*What this task involves*: The records below should be written out again, exactly.

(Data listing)
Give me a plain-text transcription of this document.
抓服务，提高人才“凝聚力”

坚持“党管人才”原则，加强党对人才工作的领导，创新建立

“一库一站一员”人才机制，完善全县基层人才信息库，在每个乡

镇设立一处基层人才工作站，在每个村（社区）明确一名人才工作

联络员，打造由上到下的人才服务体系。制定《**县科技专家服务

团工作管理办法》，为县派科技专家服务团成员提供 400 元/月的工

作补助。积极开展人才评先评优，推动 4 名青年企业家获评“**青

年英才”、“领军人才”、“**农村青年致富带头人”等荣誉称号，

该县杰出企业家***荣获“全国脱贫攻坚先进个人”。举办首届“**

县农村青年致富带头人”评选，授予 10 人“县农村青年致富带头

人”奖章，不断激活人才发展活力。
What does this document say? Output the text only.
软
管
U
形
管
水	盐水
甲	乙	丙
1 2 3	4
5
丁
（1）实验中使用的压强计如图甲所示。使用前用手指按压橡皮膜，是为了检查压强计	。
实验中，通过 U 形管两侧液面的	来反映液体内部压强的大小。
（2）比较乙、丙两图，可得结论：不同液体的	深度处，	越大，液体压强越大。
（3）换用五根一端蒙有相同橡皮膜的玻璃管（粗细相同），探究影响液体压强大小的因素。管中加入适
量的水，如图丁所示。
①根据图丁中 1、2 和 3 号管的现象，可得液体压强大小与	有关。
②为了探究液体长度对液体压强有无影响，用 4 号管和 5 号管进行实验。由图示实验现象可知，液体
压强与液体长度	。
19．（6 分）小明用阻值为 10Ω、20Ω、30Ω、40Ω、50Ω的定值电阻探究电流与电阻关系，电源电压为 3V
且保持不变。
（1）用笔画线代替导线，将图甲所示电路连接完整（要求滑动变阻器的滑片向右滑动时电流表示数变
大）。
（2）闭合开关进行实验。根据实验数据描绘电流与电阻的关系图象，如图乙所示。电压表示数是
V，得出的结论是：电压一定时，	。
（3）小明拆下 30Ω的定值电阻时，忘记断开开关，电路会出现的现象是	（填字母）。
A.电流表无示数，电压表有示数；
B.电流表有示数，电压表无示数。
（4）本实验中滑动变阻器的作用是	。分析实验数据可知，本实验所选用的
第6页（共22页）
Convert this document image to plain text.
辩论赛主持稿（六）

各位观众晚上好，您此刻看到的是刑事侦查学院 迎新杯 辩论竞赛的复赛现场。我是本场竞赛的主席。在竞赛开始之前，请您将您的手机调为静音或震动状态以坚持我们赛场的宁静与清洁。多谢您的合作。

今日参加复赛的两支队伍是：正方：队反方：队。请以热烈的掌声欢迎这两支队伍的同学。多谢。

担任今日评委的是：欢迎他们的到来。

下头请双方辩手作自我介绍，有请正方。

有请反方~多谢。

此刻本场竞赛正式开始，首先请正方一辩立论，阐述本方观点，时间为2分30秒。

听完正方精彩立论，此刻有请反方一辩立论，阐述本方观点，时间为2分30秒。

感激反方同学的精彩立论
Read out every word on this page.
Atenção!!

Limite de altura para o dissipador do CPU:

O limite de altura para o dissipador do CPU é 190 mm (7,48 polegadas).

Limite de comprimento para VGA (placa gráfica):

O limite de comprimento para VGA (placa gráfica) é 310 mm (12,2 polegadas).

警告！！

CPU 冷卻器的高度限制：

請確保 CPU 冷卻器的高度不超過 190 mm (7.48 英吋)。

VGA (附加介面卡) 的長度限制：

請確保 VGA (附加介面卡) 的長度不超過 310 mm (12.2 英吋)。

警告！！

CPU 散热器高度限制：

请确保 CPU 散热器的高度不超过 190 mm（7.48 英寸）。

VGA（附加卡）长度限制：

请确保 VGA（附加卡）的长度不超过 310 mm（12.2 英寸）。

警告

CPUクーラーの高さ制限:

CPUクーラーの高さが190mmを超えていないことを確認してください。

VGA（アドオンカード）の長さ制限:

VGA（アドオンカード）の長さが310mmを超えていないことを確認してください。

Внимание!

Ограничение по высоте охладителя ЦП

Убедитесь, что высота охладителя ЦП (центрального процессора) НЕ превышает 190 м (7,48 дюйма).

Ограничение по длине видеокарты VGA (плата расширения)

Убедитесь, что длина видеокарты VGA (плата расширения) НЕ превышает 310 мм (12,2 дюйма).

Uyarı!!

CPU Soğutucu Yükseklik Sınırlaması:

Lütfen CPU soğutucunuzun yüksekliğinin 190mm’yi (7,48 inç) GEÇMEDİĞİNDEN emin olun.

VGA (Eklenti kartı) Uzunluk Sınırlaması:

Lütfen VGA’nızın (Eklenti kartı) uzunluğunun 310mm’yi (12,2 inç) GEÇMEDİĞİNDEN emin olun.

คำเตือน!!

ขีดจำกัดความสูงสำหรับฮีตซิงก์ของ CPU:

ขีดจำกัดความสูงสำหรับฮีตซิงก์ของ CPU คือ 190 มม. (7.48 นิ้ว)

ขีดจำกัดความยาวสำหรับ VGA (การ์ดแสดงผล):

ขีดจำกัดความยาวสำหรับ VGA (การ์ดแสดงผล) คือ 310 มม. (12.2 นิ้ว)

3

*Written reply*:
Give me a plain-text transcription of this document.
抓服务，提高人才“凝聚力”

坚持“党管人才”原则，加强党对人才工作的领导，创新建立

“一库一站一员”人才机制，完善全县基层人才信息库，在每个乡

镇设立一处基层人才工作站，在每个村（社区）明确一名人才工作

联络员，打造由上到下的人才服务体系。制定《**县科技专家服务

团工作管理办法》，为县派科技专家服务团成员提供 400 元/月的工

作补助。积极开展人才评先评优，推动 4 名青年企业家获评“**青

年英才”、“领军人才”、“**农村青年致富带头人”等荣誉称号，

该县杰出企业家***荣获“全国脱贫攻坚先进个人”。举办首届“**

县农村青年致富带头人”评选，授予 10 人“县农村青年致富带头

人”奖章，不断激活人才发展活力。
What does this document say? Output the text only.
软
管
U
形
管
水	盐水
甲	乙	丙
1 2 3	4
5
丁
（1）实验中使用的压强计如图甲所示。使用前用手指按压橡皮膜，是为了检查压强计	。
实验中，通过 U 形管两侧液面的	来反映液体内部压强的大小。
（2）比较乙、丙两图，可得结论：不同液体的	深度处，	越大，液体压强越大。
（3）换用五根一端蒙有相同橡皮膜的玻璃管（粗细相同），探究影响液体压强大小的因素。管中加入适
量的水，如图丁所示。
①根据图丁中 1、2 和 3 号管的现象，可得液体压强大小与	有关。
②为了探究液体长度对液体压强有无影响，用 4 号管和 5 号管进行实验。由图示实验现象可知，液体
压强与液体长度	。
19．（6 分）小明用阻值为 10Ω、20Ω、30Ω、40Ω、50Ω的定值电阻探究电流与电阻关系，电源电压为 3V
且保持不变。
（1）用笔画线代替导线，将图甲所示电路连接完整（要求滑动变阻器的滑片向右滑动时电流表示数变
大）。
（2）闭合开关进行实验。根据实验数据描绘电流与电阻的关系图象，如图乙所示。电压表示数是
V，得出的结论是：电压一定时，	。
（3）小明拆下 30Ω的定值电阻时，忘记断开开关，电路会出现的现象是	（填字母）。
A.电流表无示数，电压表有示数；
B.电流表有示数，电压表无示数。
（4）本实验中滑动变阻器的作用是	。分析实验数据可知，本实验所选用的
第6页（共22页）
Convert this document image to plain text.
辩论赛主持稿（六）

各位观众晚上好，您此刻看到的是刑事侦查学院 迎新杯 辩论竞赛的复赛现场。我是本场竞赛的主席。在竞赛开始之前，请您将您的手机调为静音或震动状态以坚持我们赛场的宁静与清洁。多谢您的合作。

今日参加复赛的两支队伍是：正方：队反方：队。请以热烈的掌声欢迎这两支队伍的同学。多谢。

担任今日评委的是：欢迎他们的到来。

下头请双方辩手作自我介绍，有请正方。

有请反方~多谢。

此刻本场竞赛正式开始，首先请正方一辩立论，阐述本方观点，时间为2分30秒。

听完正方精彩立论，此刻有请反方一辩立论，阐述本方观点，时间为2分30秒。

感激反方同学的精彩立论
Read out every word on this page.
Atenção!!

Limite de altura para o dissipador do CPU:

O limite de altura para o dissipador do CPU é 190 mm (7,48 polegadas).

Limite de comprimento para VGA (placa gráfica):

O limite de comprimento para VGA (placa gráfica) é 310 mm (12,2 polegadas).

警告！！

CPU 冷卻器的高度限制：

請確保 CPU 冷卻器的高度不超過 190 mm (7.48 英吋)。

VGA (附加介面卡) 的長度限制：

請確保 VGA (附加介面卡) 的長度不超過 310 mm (12.2 英吋)。

警告！！

CPU 散热器高度限制：

请确保 CPU 散热器的高度不超过 190 mm（7.48 英寸）。

VGA（附加卡）长度限制：

请确保 VGA（附加卡）的长度不超过 310 mm（12.2 英寸）。

警告

CPUクーラーの高さ制限:

CPUクーラーの高さが190mmを超えていないことを確認してください。

VGA（アドオンカード）の長さ制限:

VGA（アドオンカード）の長さが310mmを超えていないことを確認してください。

Внимание!

Ограничение по высоте охладителя ЦП

Убедитесь, что высота охладителя ЦП (центрального процессора) НЕ превышает 190 м (7,48 дюйма).

Ограничение по длине видеокарты VGA (плата расширения)

Убедитесь, что длина видеокарты VGA (плата расширения) НЕ превышает 310 мм (12,2 дюйма).

Uyarı!!

CPU Soğutucu Yükseklik Sınırlaması:

Lütfen CPU soğutucunuzun yüksekliğinin 190mm’yi (7,48 inç) GEÇMEDİĞİNDEN emin olun.

VGA (Eklenti kartı) Uzunluk Sınırlaması:

Lütfen VGA’nızın (Eklenti kartı) uzunluğunun 310mm’yi (12,2 inç) GEÇMEDİĞİNDEN emin olun.

คำเตือน!!

ขีดจำกัดความสูงสำหรับฮีตซิงก์ของ CPU:

ขีดจำกัดความสูงสำหรับฮีตซิงก์ของ CPU คือ 190 มม. (7.48 นิ้ว)

ขีดจำกัดความยาวสำหรับ VGA (การ์ดแสดงผล):

ขีดจำกัดความยาวสำหรับ VGA (การ์ดแสดงผล) คือ 310 มม. (12.2 นิ้ว)

3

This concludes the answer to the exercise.